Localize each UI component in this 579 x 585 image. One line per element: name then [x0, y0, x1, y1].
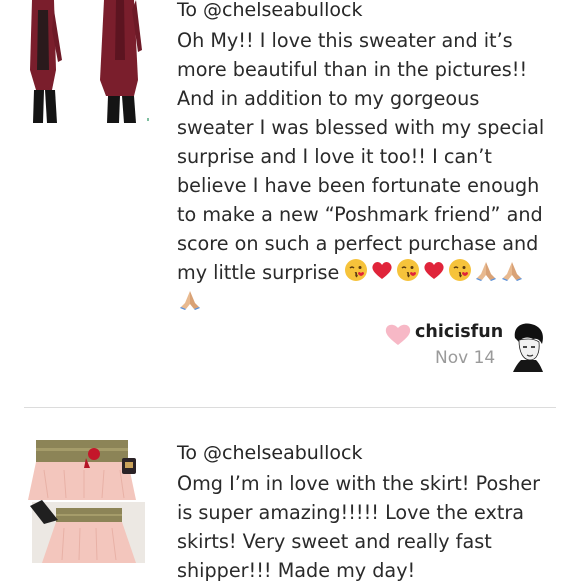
review-2-text: Omg I’m in love with the skirt! Posher i… — [177, 472, 541, 582]
review-1-emojis-wrap — [177, 286, 203, 312]
red-heart-icon — [421, 257, 447, 283]
kissing-face-icon — [447, 257, 473, 283]
reviewer-username[interactable]: chicisfun — [415, 322, 503, 342]
heart-icon[interactable] — [384, 322, 412, 346]
review-1-emojis — [343, 257, 525, 283]
review-1-recipient[interactable]: To @chelseabullock — [177, 0, 362, 24]
review-1-product-image[interactable] — [24, 0, 153, 123]
kissing-face-icon — [395, 257, 421, 283]
praying-hands-icon — [473, 257, 499, 283]
praying-hands-icon — [499, 257, 525, 283]
review-date: Nov 14 — [435, 348, 496, 368]
review-2-recipient[interactable]: To @chelseabullock — [177, 440, 362, 467]
review-1-text: Oh My!! I love this sweater and it’s mor… — [177, 29, 545, 284]
red-heart-icon — [369, 257, 395, 283]
review-divider — [24, 407, 556, 408]
reviewer-avatar[interactable] — [509, 322, 547, 372]
praying-hands-icon — [177, 286, 203, 312]
kissing-face-icon — [343, 257, 369, 283]
review-2-product-image[interactable] — [24, 440, 153, 563]
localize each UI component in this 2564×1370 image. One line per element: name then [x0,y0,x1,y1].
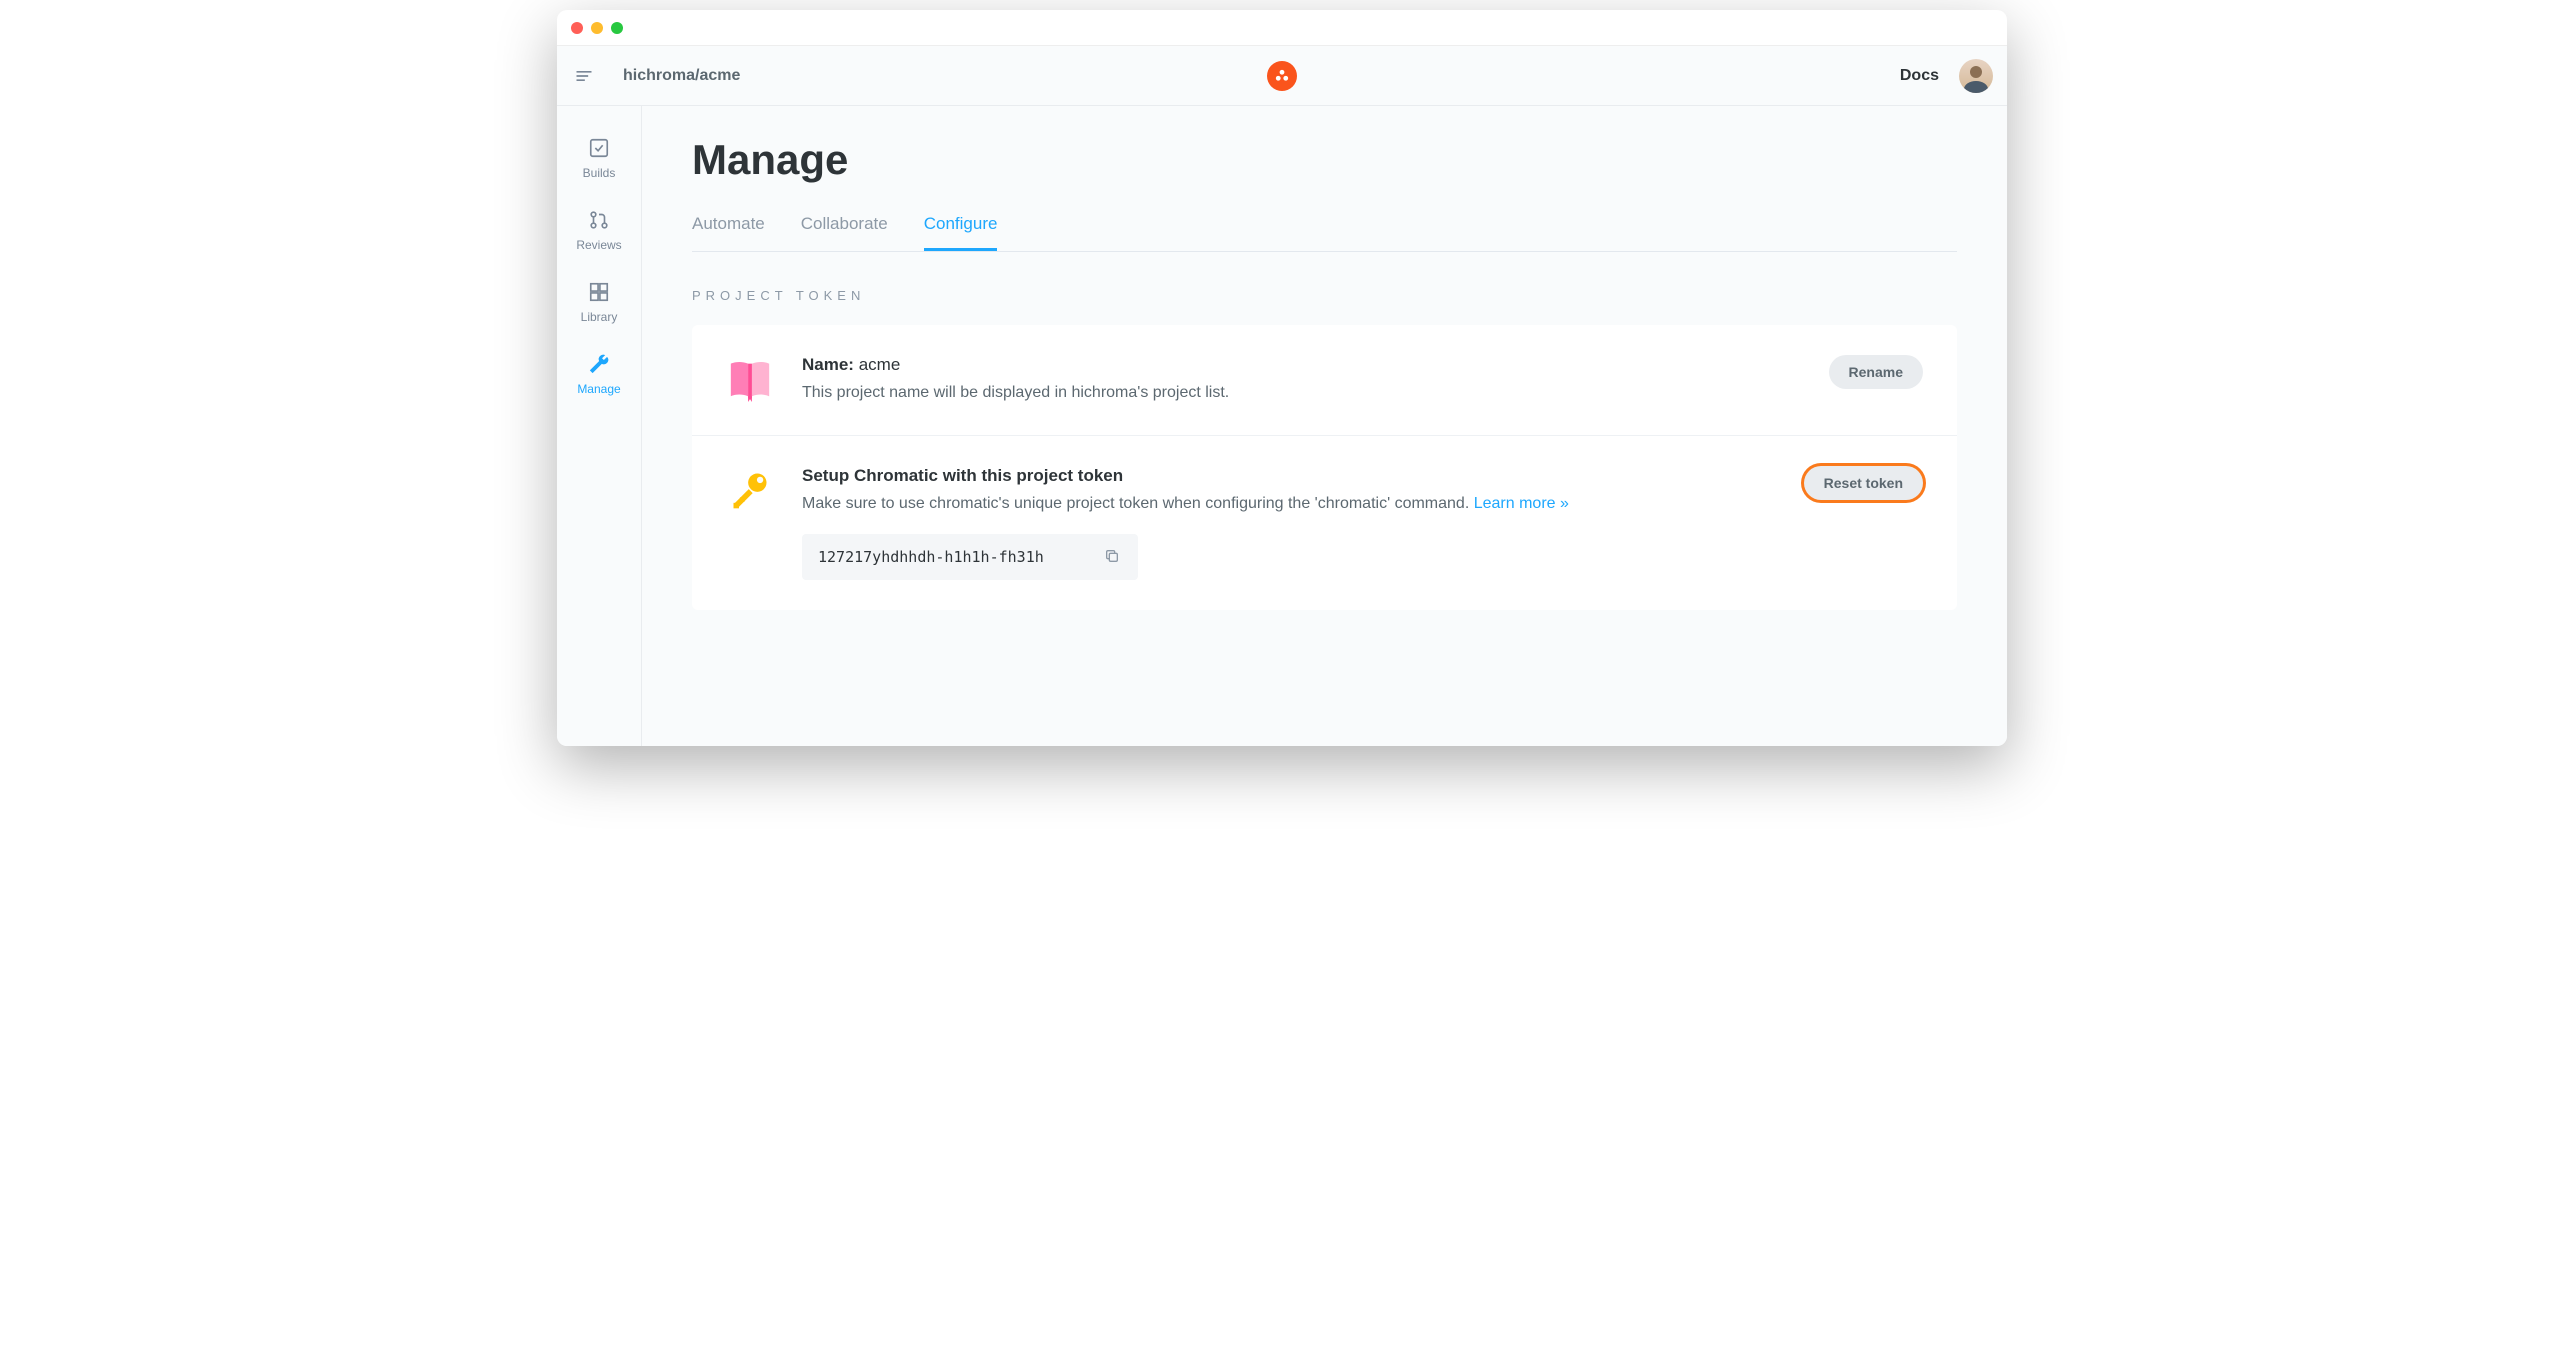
app-window: hichroma/acme Docs Builds Reviews [557,10,2007,746]
project-token-row: Setup Chromatic with this project token … [692,436,1957,610]
key-icon [726,466,774,514]
section-label: PROJECT TOKEN [692,288,1957,303]
project-name-description: This project name will be displayed in h… [802,381,1829,405]
maximize-window-button[interactable] [611,22,623,34]
chromatic-logo-icon[interactable] [1267,61,1297,91]
tab-configure[interactable]: Configure [924,214,998,251]
sidebar-item-label: Reviews [576,238,621,252]
minimize-window-button[interactable] [591,22,603,34]
token-value: 127217yhdhhdh-h1h1h-fh31h [818,548,1044,566]
top-bar: hichroma/acme Docs [557,46,2007,106]
token-code-box: 127217yhdhhdh-h1h1h-fh31h [802,534,1138,580]
tab-collaborate[interactable]: Collaborate [801,214,888,251]
close-window-button[interactable] [571,22,583,34]
project-name-title: Name: acme [802,355,1829,375]
window-titlebar [557,10,2007,46]
project-name-row: Name: acme This project name will be dis… [692,325,1957,436]
copy-icon[interactable] [1104,548,1122,566]
grid-icon [587,280,611,304]
name-label: Name: [802,355,854,374]
sidebar-item-builds[interactable]: Builds [583,136,616,180]
tab-bar: Automate Collaborate Configure [692,214,1957,252]
sidebar-item-label: Library [581,310,618,324]
sidebar: Builds Reviews Library Manage [557,106,642,746]
token-description-text: Make sure to use chromatic's unique proj… [802,495,1474,512]
breadcrumb[interactable]: hichroma/acme [623,67,740,85]
reset-token-button[interactable]: Reset token [1804,466,1923,500]
sidebar-item-label: Manage [577,382,620,396]
menu-icon[interactable] [571,63,597,89]
main-content: Manage Automate Collaborate Configure PR… [642,106,2007,746]
checkbox-icon [587,136,611,160]
token-title: Setup Chromatic with this project token [802,466,1804,486]
project-name-value: acme [859,355,901,374]
project-token-card: Name: acme This project name will be dis… [692,325,1957,610]
rename-button[interactable]: Rename [1829,355,1923,389]
sidebar-item-manage[interactable]: Manage [577,352,620,396]
wrench-icon [587,352,611,376]
body: Builds Reviews Library Manage [557,106,2007,746]
sidebar-item-reviews[interactable]: Reviews [576,208,621,252]
docs-link[interactable]: Docs [1900,67,1939,85]
pull-request-icon [587,208,611,232]
page-title: Manage [692,136,1957,184]
book-icon [726,355,774,403]
learn-more-link[interactable]: Learn more » [1474,495,1569,512]
sidebar-item-library[interactable]: Library [581,280,618,324]
tab-automate[interactable]: Automate [692,214,765,251]
avatar[interactable] [1959,59,1993,93]
token-description: Make sure to use chromatic's unique proj… [802,492,1804,516]
sidebar-item-label: Builds [583,166,616,180]
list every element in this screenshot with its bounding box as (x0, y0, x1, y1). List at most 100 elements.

Short problem: Can you reproduce the lines exactly, starting from the line containing "app-window: hichroma/acme Docs" and going up to and including the line containing "menu-icon[interactable] [571,63,597,89]"?

Task response:
app-window: hichroma/acme Docs Builds Reviews [557,10,2007,746]
project-token-row: Setup Chromatic with this project token … [692,436,1957,610]
key-icon [726,466,774,514]
section-label: PROJECT TOKEN [692,288,1957,303]
project-name-description: This project name will be displayed in h… [802,381,1829,405]
maximize-window-button[interactable] [611,22,623,34]
chromatic-logo-icon[interactable] [1267,61,1297,91]
tab-configure[interactable]: Configure [924,214,998,251]
sidebar-item-label: Reviews [576,238,621,252]
minimize-window-button[interactable] [591,22,603,34]
token-value: 127217yhdhhdh-h1h1h-fh31h [818,548,1044,566]
top-bar: hichroma/acme Docs [557,46,2007,106]
token-code-box: 127217yhdhhdh-h1h1h-fh31h [802,534,1138,580]
tab-collaborate[interactable]: Collaborate [801,214,888,251]
close-window-button[interactable] [571,22,583,34]
project-name-title: Name: acme [802,355,1829,375]
window-titlebar [557,10,2007,46]
project-name-row: Name: acme This project name will be dis… [692,325,1957,436]
copy-icon[interactable] [1104,548,1122,566]
grid-icon [587,280,611,304]
name-label: Name: [802,355,854,374]
sidebar-item-builds[interactable]: Builds [583,136,616,180]
tab-bar: Automate Collaborate Configure [692,214,1957,252]
sidebar-item-label: Library [581,310,618,324]
sidebar: Builds Reviews Library Manage [557,106,642,746]
token-description-text: Make sure to use chromatic's unique proj… [802,495,1474,512]
breadcrumb[interactable]: hichroma/acme [623,67,740,85]
reset-token-button[interactable]: Reset token [1804,466,1923,500]
sidebar-item-label: Manage [577,382,620,396]
menu-icon[interactable] [571,63,597,89]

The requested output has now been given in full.